╭─ Material provided
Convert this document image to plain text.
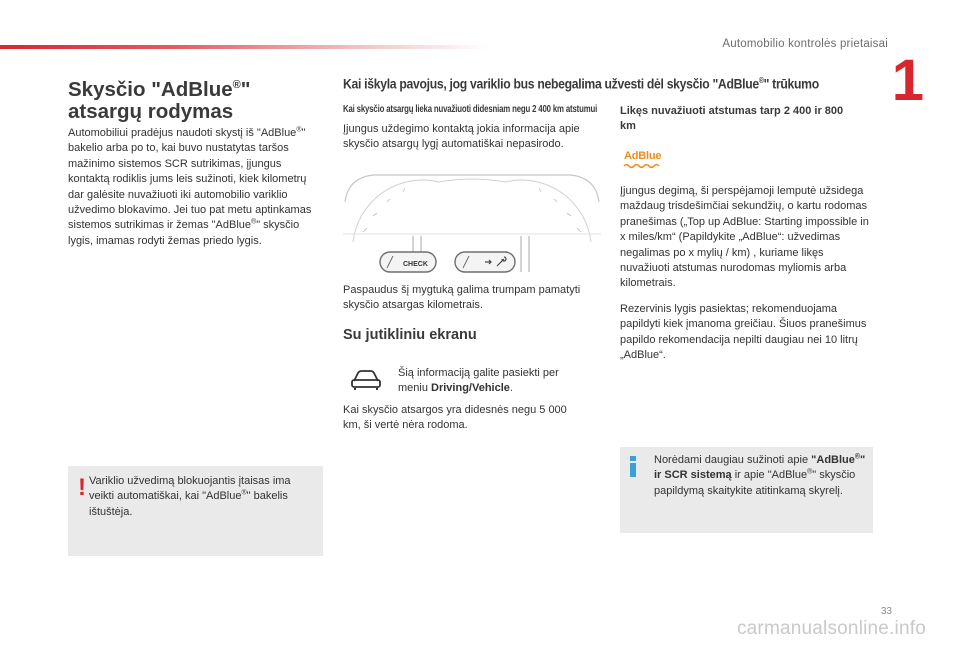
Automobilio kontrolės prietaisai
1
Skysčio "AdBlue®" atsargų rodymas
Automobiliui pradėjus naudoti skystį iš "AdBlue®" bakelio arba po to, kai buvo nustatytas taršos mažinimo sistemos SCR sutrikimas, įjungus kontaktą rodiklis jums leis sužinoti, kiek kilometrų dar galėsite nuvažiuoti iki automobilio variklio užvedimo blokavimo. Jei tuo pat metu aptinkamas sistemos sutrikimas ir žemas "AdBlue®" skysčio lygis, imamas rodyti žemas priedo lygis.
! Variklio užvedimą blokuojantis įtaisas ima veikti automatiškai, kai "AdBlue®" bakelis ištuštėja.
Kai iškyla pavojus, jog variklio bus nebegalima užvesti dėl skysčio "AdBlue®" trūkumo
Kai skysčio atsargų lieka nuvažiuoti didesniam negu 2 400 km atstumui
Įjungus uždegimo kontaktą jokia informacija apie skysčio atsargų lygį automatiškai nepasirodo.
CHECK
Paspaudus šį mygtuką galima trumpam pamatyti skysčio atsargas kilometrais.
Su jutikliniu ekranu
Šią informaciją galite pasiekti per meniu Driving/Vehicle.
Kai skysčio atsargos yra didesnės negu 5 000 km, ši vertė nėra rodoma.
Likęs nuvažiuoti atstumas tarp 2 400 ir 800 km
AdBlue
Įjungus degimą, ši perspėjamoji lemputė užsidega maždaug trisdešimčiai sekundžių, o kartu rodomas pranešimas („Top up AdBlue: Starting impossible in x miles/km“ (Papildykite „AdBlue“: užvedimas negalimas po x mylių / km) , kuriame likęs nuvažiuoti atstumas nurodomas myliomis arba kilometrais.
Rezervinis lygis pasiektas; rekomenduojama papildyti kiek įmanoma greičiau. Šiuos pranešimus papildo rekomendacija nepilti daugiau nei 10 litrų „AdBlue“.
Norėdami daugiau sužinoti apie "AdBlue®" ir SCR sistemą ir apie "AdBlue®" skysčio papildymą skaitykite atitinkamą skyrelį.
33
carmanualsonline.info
╰─
### Work to be completed
Write out the entries again, exactly as given, skipping any images.

### Problem solution
Convert this document image to plain text.
Automobilio kontrolės prietaisai
1
Skysčio "AdBlue®" atsargų rodymas
Automobiliui pradėjus naudoti skystį iš "AdBlue®" bakelio arba po to, kai buvo nustatytas taršos mažinimo sistemos SCR sutrikimas, įjungus kontaktą rodiklis jums leis sužinoti, kiek kilometrų dar galėsite nuvažiuoti iki automobilio variklio užvedimo blokavimo. Jei tuo pat metu aptinkamas sistemos sutrikimas ir žemas "AdBlue®" skysčio lygis, imamas rodyti žemas priedo lygis.
! Variklio užvedimą blokuojantis įtaisas ima veikti automatiškai, kai "AdBlue®" bakelis ištuštėja.
Kai iškyla pavojus, jog variklio bus nebegalima užvesti dėl skysčio "AdBlue®" trūkumo
Kai skysčio atsargų lieka nuvažiuoti didesniam negu 2 400 km atstumui
Įjungus uždegimo kontaktą jokia informacija apie skysčio atsargų lygį automatiškai nepasirodo.
CHECK
Paspaudus šį mygtuką galima trumpam pamatyti skysčio atsargas kilometrais.
Su jutikliniu ekranu
Šią informaciją galite pasiekti per meniu Driving/Vehicle.
Kai skysčio atsargos yra didesnės negu 5 000 km, ši vertė nėra rodoma.
Likęs nuvažiuoti atstumas tarp 2 400 ir 800 km
AdBlue
Įjungus degimą, ši perspėjamoji lemputė užsidega maždaug trisdešimčiai sekundžių, o kartu rodomas pranešimas („Top up AdBlue: Starting impossible in x miles/km“ (Papildykite „AdBlue“: užvedimas negalimas po x mylių / km) , kuriame likęs nuvažiuoti atstumas nurodomas myliomis arba kilometrais.
Rezervinis lygis pasiektas; rekomenduojama papildyti kiek įmanoma greičiau. Šiuos pranešimus papildo rekomendacija nepilti daugiau nei 10 litrų „AdBlue“.
Norėdami daugiau sužinoti apie "AdBlue®" ir SCR sistemą ir apie "AdBlue®" skysčio papildymą skaitykite atitinkamą skyrelį.
33
carmanualsonline.info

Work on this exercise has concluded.